== Short exercise ==
Can you repeat these lines exactly, covering all the items?

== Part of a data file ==
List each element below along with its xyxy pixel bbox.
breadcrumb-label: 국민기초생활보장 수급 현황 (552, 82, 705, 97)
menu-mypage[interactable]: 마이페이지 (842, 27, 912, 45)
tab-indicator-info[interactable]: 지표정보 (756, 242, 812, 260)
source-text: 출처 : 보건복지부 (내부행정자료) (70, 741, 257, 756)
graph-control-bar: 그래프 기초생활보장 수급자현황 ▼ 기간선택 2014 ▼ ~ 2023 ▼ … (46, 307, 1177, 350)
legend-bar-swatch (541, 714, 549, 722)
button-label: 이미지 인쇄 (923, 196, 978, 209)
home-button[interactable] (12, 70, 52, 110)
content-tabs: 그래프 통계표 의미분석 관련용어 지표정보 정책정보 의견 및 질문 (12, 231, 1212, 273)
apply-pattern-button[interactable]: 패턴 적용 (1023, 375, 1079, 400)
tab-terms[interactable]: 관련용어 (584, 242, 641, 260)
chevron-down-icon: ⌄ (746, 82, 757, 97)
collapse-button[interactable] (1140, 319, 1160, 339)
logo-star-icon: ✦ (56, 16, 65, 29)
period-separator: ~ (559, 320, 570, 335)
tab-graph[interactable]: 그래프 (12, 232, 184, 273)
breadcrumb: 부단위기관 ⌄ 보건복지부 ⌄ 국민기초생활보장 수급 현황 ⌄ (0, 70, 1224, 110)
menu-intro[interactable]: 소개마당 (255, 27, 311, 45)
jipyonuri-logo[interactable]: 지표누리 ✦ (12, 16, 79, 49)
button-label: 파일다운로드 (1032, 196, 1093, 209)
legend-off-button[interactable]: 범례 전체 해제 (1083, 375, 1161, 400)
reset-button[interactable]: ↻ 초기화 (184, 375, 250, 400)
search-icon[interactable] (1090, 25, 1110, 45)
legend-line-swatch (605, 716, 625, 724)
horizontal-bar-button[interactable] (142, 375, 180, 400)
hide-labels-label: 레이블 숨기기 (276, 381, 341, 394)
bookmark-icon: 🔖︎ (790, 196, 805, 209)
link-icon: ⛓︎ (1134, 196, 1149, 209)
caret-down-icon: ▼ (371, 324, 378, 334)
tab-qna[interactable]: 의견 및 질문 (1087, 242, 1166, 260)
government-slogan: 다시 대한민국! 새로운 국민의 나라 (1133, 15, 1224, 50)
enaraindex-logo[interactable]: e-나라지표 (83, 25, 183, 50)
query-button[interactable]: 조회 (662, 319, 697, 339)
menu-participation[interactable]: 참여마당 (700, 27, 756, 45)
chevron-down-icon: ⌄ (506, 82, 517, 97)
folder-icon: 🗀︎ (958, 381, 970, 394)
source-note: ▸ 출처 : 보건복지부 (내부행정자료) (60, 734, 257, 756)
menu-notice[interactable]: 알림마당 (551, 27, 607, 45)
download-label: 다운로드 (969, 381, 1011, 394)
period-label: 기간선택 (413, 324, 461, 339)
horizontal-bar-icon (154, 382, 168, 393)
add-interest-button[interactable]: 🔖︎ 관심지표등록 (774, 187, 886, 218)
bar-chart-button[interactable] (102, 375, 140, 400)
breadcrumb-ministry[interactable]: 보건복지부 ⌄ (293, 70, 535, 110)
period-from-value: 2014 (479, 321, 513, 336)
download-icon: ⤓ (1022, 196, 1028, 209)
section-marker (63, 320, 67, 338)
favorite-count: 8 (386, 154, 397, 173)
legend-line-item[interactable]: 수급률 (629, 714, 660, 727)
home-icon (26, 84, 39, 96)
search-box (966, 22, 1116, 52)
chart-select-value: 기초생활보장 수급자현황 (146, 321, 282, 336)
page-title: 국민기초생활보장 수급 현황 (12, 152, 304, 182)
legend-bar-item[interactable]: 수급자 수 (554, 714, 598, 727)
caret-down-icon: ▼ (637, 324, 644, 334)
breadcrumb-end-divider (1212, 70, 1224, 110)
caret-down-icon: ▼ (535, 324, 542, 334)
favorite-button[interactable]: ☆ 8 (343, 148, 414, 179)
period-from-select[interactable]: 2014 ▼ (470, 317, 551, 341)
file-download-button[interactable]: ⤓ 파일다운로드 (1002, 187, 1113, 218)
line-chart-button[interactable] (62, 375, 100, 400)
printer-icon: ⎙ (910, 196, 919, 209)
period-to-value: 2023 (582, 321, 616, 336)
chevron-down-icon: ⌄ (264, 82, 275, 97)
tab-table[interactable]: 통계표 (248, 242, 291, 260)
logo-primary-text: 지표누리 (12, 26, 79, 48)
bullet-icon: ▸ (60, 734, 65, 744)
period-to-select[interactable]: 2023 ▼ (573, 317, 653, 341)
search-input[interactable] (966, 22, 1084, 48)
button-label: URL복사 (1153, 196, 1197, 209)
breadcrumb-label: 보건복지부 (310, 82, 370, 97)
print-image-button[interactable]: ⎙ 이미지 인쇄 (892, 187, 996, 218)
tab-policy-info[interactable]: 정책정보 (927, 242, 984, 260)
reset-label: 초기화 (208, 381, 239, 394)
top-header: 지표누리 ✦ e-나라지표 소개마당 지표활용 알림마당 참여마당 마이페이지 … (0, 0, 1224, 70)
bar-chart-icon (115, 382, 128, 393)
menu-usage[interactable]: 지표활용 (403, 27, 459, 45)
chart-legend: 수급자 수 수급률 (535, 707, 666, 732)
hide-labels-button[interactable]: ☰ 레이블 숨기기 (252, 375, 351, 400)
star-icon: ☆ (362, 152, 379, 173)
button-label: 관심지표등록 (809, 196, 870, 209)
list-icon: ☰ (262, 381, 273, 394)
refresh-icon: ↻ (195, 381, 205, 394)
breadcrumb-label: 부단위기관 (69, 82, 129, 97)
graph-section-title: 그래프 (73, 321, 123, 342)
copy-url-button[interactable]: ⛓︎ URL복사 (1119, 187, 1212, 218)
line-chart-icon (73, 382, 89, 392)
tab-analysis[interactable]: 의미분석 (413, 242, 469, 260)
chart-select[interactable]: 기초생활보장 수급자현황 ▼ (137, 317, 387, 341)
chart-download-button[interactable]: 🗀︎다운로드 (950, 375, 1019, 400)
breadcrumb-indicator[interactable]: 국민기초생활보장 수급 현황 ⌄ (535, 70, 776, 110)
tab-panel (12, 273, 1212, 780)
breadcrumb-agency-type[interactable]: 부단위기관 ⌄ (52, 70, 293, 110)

== Expected answer ==
List each element below along with its xyxy pixel bbox.
breadcrumb-label: 국민기초생활보장 수급 현황 (552, 82, 705, 97)
menu-mypage[interactable]: 마이페이지 (842, 27, 912, 45)
tab-indicator-info[interactable]: 지표정보 (756, 242, 812, 260)
source-text: 출처 : 보건복지부 (내부행정자료) (70, 741, 257, 756)
graph-control-bar: 그래프 기초생활보장 수급자현황 ▼ 기간선택 2014 ▼ ~ 2023 ▼ … (46, 307, 1177, 350)
legend-bar-swatch (541, 714, 549, 722)
button-label: 이미지 인쇄 (923, 196, 978, 209)
home-button[interactable] (12, 70, 52, 110)
content-tabs: 그래프 통계표 의미분석 관련용어 지표정보 정책정보 의견 및 질문 (12, 231, 1212, 273)
apply-pattern-button[interactable]: 패턴 적용 (1023, 375, 1079, 400)
tab-terms[interactable]: 관련용어 (584, 242, 641, 260)
chevron-down-icon: ⌄ (746, 82, 757, 97)
collapse-button[interactable] (1140, 319, 1160, 339)
logo-star-icon: ✦ (56, 16, 65, 29)
period-separator: ~ (559, 320, 570, 335)
tab-graph[interactable]: 그래프 (12, 232, 184, 273)
breadcrumb: 부단위기관 ⌄ 보건복지부 ⌄ 국민기초생활보장 수급 현황 ⌄ (0, 70, 1224, 110)
menu-intro[interactable]: 소개마당 (255, 27, 311, 45)
jipyonuri-logo[interactable]: 지표누리 ✦ (12, 16, 79, 49)
button-label: 파일다운로드 (1032, 196, 1093, 209)
legend-off-button[interactable]: 범례 전체 해제 (1083, 375, 1161, 400)
reset-button[interactable]: ↻ 초기화 (184, 375, 250, 400)
search-icon[interactable] (1090, 25, 1110, 45)
legend-line-swatch (605, 716, 625, 724)
horizontal-bar-button[interactable] (142, 375, 180, 400)
hide-labels-label: 레이블 숨기기 (276, 381, 341, 394)
bookmark-icon: 🔖︎ (790, 196, 805, 209)
link-icon: ⛓︎ (1134, 196, 1149, 209)
caret-down-icon: ▼ (371, 324, 378, 334)
tab-qna[interactable]: 의견 및 질문 (1087, 242, 1166, 260)
government-slogan: 다시 대한민국! 새로운 국민의 나라 (1133, 15, 1224, 50)
enaraindex-logo[interactable]: e-나라지표 (83, 25, 183, 50)
query-button[interactable]: 조회 (662, 319, 697, 339)
menu-participation[interactable]: 참여마당 (700, 27, 756, 45)
chevron-down-icon: ⌄ (506, 82, 517, 97)
folder-icon: 🗀︎ (958, 381, 970, 394)
source-note: ▸ 출처 : 보건복지부 (내부행정자료) (60, 734, 257, 756)
menu-notice[interactable]: 알림마당 (551, 27, 607, 45)
download-label: 다운로드 (969, 381, 1011, 394)
period-label: 기간선택 (413, 324, 461, 339)
horizontal-bar-icon (154, 382, 168, 393)
add-interest-button[interactable]: 🔖︎ 관심지표등록 (774, 187, 886, 218)
bar-chart-button[interactable] (102, 375, 140, 400)
breadcrumb-ministry[interactable]: 보건복지부 ⌄ (293, 70, 535, 110)
period-from-value: 2014 (479, 321, 513, 336)
download-icon: ⤓ (1022, 196, 1028, 209)
section-marker (63, 320, 67, 338)
favorite-count: 8 (386, 154, 397, 173)
legend-line-item[interactable]: 수급률 (629, 714, 660, 727)
home-icon (26, 84, 39, 96)
search-box (966, 22, 1116, 52)
chart-select-value: 기초생활보장 수급자현황 (146, 321, 282, 336)
page-title: 국민기초생활보장 수급 현황 (12, 152, 304, 182)
legend-bar-item[interactable]: 수급자 수 (554, 714, 598, 727)
caret-down-icon: ▼ (637, 324, 644, 334)
breadcrumb-end-divider (1212, 70, 1224, 110)
caret-down-icon: ▼ (535, 324, 542, 334)
favorite-button[interactable]: ☆ 8 (343, 148, 414, 179)
period-from-select[interactable]: 2014 ▼ (470, 317, 551, 341)
file-download-button[interactable]: ⤓ 파일다운로드 (1002, 187, 1113, 218)
line-chart-button[interactable] (62, 375, 100, 400)
printer-icon: ⎙ (910, 196, 919, 209)
period-to-value: 2023 (582, 321, 616, 336)
chevron-down-icon: ⌄ (264, 82, 275, 97)
tab-table[interactable]: 통계표 (248, 242, 291, 260)
logo-primary-text: 지표누리 (12, 26, 79, 48)
bullet-icon: ▸ (60, 734, 65, 744)
period-to-select[interactable]: 2023 ▼ (573, 317, 653, 341)
search-input[interactable] (966, 22, 1084, 48)
button-label: URL복사 (1153, 196, 1197, 209)
breadcrumb-label: 보건복지부 (310, 82, 370, 97)
print-image-button[interactable]: ⎙ 이미지 인쇄 (892, 187, 996, 218)
tab-policy-info[interactable]: 정책정보 (927, 242, 984, 260)
reset-label: 초기화 (208, 381, 239, 394)
top-header: 지표누리 ✦ e-나라지표 소개마당 지표활용 알림마당 참여마당 마이페이지 … (0, 0, 1224, 70)
bar-chart-icon (115, 382, 128, 393)
menu-usage[interactable]: 지표활용 (403, 27, 459, 45)
chart-legend: 수급자 수 수급률 (535, 707, 666, 732)
hide-labels-button[interactable]: ☰ 레이블 숨기기 (252, 375, 351, 400)
star-icon: ☆ (362, 152, 379, 173)
button-label: 관심지표등록 (809, 196, 870, 209)
list-icon: ☰ (262, 381, 273, 394)
refresh-icon: ↻ (195, 381, 205, 394)
breadcrumb-label: 부단위기관 (69, 82, 129, 97)
graph-section-title: 그래프 (73, 321, 123, 342)
copy-url-button[interactable]: ⛓︎ URL복사 (1119, 187, 1212, 218)
line-chart-icon (73, 382, 89, 392)
tab-analysis[interactable]: 의미분석 (413, 242, 469, 260)
chart-select[interactable]: 기초생활보장 수급자현황 ▼ (137, 317, 387, 341)
chart-download-button[interactable]: 🗀︎다운로드 (950, 375, 1019, 400)
breadcrumb-indicator[interactable]: 국민기초생활보장 수급 현황 ⌄ (535, 70, 776, 110)
tab-panel (12, 273, 1212, 780)
breadcrumb-agency-type[interactable]: 부단위기관 ⌄ (52, 70, 293, 110)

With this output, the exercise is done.